### SUPPLIED RECORDS ###

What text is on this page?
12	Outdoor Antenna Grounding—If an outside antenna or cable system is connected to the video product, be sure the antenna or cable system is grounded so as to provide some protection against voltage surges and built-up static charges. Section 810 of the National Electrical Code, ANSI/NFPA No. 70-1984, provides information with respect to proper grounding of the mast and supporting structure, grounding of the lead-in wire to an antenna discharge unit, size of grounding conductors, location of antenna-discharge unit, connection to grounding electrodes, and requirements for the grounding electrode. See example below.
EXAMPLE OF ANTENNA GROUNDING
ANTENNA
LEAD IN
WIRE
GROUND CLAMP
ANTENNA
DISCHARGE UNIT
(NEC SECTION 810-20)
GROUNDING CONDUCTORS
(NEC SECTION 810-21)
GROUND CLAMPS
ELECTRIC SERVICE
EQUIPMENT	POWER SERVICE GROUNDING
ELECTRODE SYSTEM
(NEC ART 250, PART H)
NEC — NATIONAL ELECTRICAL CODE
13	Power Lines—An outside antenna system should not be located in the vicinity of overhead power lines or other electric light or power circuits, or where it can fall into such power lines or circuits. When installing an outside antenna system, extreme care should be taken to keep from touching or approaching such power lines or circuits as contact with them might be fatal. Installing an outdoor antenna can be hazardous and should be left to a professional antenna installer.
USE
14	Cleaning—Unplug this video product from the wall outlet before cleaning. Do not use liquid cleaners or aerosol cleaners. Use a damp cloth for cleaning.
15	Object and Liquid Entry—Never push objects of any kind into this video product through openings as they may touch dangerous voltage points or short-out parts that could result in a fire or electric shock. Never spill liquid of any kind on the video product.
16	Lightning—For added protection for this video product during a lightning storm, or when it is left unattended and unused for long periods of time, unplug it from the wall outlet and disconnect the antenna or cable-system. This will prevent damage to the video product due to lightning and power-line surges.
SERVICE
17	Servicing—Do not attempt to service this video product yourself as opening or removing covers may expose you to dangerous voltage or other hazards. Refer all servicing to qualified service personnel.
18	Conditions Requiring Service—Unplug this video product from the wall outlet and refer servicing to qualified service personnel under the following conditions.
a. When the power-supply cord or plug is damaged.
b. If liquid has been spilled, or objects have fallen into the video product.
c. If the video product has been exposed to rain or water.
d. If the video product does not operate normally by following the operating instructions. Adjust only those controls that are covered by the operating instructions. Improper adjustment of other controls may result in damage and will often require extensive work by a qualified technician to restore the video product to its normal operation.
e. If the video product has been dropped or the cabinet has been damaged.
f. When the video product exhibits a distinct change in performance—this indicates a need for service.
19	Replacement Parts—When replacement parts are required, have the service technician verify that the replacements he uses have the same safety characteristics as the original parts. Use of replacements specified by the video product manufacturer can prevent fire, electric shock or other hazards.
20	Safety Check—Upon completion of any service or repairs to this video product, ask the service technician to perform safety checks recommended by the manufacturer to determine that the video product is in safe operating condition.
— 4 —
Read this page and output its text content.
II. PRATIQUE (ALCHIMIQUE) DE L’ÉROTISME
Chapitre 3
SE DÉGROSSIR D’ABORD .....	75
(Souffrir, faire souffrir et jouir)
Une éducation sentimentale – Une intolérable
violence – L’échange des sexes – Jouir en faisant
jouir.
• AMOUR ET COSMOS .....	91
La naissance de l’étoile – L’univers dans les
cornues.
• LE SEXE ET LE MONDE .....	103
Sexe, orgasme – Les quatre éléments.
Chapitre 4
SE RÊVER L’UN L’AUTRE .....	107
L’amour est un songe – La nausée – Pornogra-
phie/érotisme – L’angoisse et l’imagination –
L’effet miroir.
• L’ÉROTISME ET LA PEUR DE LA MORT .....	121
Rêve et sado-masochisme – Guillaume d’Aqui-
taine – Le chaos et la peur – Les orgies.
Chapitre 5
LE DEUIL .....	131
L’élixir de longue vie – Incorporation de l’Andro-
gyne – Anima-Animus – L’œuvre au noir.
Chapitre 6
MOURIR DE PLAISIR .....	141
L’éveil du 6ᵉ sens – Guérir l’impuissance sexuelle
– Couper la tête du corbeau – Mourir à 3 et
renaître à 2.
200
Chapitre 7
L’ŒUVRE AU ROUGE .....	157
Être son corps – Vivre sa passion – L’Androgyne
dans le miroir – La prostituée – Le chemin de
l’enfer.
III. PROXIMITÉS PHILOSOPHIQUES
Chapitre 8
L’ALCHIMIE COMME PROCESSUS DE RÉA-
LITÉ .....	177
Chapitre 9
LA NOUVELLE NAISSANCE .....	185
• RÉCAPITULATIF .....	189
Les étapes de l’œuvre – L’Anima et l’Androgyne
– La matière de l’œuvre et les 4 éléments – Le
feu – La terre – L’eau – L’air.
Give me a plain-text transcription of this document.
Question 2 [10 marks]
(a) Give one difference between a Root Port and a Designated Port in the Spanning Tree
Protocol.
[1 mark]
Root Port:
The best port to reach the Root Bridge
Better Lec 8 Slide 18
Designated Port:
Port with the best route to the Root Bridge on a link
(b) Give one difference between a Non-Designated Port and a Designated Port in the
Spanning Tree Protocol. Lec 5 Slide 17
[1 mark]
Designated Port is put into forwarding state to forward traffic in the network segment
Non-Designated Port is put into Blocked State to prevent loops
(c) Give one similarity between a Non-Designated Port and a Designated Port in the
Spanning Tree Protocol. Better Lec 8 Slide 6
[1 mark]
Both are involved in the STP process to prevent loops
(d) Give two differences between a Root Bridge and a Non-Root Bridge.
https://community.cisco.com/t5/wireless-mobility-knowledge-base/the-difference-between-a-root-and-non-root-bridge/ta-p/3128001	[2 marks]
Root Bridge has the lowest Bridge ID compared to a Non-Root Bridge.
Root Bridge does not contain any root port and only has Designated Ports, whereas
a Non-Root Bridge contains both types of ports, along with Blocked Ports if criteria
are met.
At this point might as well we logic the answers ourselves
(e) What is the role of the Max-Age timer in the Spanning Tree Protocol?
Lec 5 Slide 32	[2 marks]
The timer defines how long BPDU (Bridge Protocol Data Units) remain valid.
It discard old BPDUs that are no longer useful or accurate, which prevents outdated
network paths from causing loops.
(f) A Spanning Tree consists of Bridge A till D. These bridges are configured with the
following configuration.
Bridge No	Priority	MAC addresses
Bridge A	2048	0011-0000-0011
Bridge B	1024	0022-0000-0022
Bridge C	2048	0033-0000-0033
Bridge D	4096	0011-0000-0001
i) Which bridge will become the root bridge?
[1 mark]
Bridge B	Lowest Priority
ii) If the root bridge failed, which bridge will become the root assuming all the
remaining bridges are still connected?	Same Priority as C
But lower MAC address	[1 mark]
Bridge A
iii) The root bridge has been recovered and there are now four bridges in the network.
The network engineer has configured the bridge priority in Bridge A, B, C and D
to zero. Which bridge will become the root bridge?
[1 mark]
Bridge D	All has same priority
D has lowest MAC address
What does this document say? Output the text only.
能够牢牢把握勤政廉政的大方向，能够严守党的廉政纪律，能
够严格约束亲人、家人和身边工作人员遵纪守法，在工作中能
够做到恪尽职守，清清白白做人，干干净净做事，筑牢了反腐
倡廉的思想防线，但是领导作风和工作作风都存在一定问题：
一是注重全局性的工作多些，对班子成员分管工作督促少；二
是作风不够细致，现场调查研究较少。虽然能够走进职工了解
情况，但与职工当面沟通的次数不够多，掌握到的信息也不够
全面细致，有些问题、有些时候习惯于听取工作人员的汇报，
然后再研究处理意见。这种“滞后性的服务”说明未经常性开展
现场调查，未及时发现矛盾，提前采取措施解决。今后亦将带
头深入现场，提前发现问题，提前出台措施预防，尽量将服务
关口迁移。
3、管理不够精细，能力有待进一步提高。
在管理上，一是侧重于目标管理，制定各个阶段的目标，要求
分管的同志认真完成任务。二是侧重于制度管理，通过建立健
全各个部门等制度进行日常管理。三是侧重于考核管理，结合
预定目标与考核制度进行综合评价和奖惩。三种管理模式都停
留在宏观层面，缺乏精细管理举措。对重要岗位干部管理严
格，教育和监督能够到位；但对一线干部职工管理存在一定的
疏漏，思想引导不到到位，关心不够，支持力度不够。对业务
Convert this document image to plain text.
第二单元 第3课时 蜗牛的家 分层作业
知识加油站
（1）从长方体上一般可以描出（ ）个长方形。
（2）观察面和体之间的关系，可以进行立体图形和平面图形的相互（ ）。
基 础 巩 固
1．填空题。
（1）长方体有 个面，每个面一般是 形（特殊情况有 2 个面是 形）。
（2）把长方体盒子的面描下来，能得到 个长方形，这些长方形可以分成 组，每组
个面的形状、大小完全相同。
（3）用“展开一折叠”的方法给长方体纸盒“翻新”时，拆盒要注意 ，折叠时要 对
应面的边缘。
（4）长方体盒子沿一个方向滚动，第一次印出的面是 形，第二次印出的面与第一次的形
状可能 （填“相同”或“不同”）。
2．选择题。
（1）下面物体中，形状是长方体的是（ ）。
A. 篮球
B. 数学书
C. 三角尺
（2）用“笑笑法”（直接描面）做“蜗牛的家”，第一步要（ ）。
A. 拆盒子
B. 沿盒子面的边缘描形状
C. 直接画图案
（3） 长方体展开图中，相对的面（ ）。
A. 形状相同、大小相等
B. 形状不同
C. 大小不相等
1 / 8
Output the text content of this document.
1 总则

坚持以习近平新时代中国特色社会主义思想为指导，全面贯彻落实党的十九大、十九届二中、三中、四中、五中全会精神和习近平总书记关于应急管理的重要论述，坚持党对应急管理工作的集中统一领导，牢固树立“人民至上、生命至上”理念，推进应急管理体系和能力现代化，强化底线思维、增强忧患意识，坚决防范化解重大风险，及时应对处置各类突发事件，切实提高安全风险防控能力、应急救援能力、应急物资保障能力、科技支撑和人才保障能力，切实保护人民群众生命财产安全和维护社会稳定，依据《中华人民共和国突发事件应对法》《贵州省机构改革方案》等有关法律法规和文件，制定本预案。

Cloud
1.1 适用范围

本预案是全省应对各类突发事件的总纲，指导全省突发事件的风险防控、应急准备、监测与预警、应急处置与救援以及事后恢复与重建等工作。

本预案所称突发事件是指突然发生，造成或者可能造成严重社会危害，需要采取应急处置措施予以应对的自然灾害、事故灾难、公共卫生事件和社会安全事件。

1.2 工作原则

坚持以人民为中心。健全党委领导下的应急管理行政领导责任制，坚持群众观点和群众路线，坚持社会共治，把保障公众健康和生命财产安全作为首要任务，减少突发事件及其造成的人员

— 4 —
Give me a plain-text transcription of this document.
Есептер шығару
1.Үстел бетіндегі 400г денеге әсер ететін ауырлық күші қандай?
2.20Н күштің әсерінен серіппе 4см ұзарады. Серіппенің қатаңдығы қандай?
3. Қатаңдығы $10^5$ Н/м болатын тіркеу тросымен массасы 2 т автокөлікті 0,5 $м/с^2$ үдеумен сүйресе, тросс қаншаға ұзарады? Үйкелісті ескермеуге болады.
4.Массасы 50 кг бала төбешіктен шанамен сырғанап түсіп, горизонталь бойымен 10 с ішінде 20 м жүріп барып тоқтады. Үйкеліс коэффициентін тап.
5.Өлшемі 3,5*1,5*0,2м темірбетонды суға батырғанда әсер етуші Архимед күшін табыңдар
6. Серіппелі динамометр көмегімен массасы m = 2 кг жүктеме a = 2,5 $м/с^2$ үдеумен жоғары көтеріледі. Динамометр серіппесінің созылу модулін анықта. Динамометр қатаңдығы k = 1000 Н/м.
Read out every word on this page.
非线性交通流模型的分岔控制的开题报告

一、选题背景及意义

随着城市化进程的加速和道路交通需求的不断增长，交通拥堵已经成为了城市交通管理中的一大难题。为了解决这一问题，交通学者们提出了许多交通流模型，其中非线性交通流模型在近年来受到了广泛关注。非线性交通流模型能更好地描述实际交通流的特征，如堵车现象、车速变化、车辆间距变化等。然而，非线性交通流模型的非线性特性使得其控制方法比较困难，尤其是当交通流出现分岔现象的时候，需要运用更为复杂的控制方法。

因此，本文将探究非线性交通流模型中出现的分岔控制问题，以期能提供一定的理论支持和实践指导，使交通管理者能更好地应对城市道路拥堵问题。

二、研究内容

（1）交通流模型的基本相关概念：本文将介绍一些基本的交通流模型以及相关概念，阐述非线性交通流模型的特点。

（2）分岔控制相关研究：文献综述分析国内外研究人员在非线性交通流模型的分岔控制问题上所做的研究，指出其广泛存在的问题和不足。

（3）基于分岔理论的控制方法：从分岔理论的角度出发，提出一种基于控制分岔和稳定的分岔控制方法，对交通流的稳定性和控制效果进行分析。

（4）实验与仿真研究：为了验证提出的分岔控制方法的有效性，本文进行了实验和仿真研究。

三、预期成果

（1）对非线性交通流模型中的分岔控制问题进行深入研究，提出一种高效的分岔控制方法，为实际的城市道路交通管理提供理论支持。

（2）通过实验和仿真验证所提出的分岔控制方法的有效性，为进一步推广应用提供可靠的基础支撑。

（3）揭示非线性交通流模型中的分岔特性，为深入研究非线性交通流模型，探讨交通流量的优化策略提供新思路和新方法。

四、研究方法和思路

###

### WHAT YOU SHOULD DO
Return each line of the listing that holds the string "manufacturer".

### EXPECTED ANSWER
19	Replacement Parts—When replacement parts are required, have the service technician verify that the replacements he uses have the same safety characteristics as the original parts. Use of replacements specified by the video product manufacturer can prevent fire, electric shock or other hazards.
20	Safety Check—Upon completion of any service or repairs to this video product, ask the service technician to perform safety checks recommended by the manufacturer to determine that the video product is in safe operating condition.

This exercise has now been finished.